TASKS TO COMPLETE:
(1) According to the Ask HN summary, which tools are called life-changing for remote/CLI work?
(2) Please extract the passage of the Ask HN summary from "Long-term effectiveness over" up to and including "are compounding levers.".

TEXT UNDER STUDY:
Ask HN: What trick of the trade took you too long to learn?

Long-term effectiveness over short-term grind

  • “Do less” and choose work carefully: manual methods and limited automation can force better prioritization than chasing maximal efficiency.
  • Optimize on the scale of months/years, not days: 12‑hour days work briefly, then backfire; sleep, nutrition, and happiness are compounding levers.
  • Think of careers as marathons, not sprints; small, sustainable effort (e.g. 15 extra minutes a day into a flex-time bank) beats aggressive pushes.

Testing, design, and code pragmatism

  • Strong support for tests as specifications, especially tests-first or “outside-in” (API‑level) tests that encode intended behavior, not implementation.
  • Several note retrofitting good tests is extremely hard; others push back that “test-first” isn’t universally embraced or easy in domains like games.
  • Preference for testing only public APIs and avoiding tests tied to internals.
  • Repeated theme: duplication isn’t always bad; premature abstractions and over-DRY code often produce brittle, hard-to-understand systems.
  • Macros in C/C++ are seen as powerful but dangerous; many eventually removed most of them in favor of enums, inlining, and clearer architecture.
  • Data structures and domain modeling often matter more than clever algorithms.

Tools and low-level tricks

  • Terminal multiplexers (screen, tmux) are life-changing for remote/CLI work.
  • git bisect, interactive rebase, and git reflog are highlighted as underused but powerful for tracking regressions and “fearless” history editing.

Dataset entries

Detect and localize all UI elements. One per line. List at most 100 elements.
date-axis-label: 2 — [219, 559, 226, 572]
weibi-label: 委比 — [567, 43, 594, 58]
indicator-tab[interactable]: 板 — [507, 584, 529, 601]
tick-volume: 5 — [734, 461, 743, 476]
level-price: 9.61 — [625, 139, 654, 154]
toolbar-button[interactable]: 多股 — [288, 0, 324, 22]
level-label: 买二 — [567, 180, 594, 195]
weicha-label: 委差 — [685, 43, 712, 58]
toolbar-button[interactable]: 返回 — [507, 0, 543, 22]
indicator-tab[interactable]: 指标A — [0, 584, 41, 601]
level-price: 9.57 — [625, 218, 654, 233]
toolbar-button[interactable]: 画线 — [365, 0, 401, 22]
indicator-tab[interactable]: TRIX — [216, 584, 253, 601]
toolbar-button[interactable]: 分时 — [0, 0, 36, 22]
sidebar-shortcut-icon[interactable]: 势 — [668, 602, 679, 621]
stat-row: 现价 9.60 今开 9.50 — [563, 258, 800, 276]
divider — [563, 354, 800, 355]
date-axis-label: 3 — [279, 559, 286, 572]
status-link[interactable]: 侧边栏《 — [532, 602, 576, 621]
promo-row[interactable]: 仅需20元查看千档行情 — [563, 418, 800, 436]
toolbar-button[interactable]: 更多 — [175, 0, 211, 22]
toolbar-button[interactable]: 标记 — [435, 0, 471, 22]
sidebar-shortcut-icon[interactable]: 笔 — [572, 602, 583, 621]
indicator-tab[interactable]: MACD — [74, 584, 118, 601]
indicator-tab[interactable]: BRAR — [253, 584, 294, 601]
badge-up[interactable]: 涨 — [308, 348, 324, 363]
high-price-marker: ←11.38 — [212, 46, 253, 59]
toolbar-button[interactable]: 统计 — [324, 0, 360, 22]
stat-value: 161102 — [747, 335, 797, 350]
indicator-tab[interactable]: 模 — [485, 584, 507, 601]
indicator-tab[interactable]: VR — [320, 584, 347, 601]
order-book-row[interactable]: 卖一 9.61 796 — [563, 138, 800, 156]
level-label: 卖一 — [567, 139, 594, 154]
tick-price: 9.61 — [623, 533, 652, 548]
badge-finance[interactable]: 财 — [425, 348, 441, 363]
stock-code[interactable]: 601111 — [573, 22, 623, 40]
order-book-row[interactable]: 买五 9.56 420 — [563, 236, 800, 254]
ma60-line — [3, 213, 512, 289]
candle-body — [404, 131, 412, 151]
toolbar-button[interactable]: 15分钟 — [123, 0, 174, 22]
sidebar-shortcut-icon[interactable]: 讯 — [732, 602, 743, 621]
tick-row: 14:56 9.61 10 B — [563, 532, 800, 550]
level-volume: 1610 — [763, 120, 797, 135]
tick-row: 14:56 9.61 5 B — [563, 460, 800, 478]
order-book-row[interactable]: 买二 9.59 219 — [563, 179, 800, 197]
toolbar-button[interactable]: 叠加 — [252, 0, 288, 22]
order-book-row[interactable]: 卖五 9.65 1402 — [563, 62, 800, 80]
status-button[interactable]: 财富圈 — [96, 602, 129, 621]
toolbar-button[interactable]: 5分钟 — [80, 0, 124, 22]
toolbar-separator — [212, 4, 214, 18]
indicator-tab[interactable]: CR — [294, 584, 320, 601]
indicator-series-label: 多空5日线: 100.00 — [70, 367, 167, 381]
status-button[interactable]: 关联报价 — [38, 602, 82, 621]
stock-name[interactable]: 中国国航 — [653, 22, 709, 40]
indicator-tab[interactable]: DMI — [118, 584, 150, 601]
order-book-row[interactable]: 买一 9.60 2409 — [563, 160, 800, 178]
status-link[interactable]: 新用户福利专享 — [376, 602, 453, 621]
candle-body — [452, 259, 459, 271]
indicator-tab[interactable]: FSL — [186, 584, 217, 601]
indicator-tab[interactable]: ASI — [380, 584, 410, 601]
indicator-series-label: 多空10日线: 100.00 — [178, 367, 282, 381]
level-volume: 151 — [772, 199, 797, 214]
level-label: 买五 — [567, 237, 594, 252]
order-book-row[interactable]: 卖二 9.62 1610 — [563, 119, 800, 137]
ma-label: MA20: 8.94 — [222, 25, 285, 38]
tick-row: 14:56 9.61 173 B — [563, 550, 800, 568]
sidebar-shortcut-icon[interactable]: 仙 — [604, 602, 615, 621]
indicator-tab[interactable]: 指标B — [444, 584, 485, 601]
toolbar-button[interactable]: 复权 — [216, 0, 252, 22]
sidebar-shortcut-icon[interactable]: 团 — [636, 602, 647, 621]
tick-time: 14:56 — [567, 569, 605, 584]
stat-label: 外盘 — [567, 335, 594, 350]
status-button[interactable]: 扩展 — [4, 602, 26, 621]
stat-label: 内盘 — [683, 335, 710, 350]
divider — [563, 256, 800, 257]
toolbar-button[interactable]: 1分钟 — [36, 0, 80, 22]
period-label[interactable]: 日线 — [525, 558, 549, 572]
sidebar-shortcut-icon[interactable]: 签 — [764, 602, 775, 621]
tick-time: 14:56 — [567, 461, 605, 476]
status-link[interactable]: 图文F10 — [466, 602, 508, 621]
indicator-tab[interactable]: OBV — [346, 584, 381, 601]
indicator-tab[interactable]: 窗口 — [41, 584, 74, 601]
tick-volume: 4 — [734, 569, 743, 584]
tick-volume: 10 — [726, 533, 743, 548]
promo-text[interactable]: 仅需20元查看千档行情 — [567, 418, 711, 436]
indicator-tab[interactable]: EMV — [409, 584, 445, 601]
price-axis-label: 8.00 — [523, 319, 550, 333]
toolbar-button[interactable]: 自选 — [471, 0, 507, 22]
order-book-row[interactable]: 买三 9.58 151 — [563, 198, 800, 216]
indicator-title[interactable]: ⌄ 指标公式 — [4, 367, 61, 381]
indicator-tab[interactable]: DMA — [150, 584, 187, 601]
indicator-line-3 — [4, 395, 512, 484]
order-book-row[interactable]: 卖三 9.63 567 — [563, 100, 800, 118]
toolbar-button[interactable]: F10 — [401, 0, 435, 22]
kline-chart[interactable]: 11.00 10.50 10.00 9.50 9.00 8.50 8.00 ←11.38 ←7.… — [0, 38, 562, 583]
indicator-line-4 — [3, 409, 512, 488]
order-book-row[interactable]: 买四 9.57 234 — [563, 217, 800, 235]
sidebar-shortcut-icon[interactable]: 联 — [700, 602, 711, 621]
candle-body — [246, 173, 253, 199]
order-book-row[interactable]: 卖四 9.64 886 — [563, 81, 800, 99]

RESPONSES BY TASK:
(1) Terminal multiplexers, such as screen and tmux.

(2)
Long-term effectiveness over short-term grind

  • “Do less” and choose work carefully: manual methods and limited automation can force better prioritization than chasing maximal efficiency.
  • Optimize on the scale of months/years, not days: 12‑hour days work briefly, then backfire; sleep, nutrition, and happiness are compounding levers.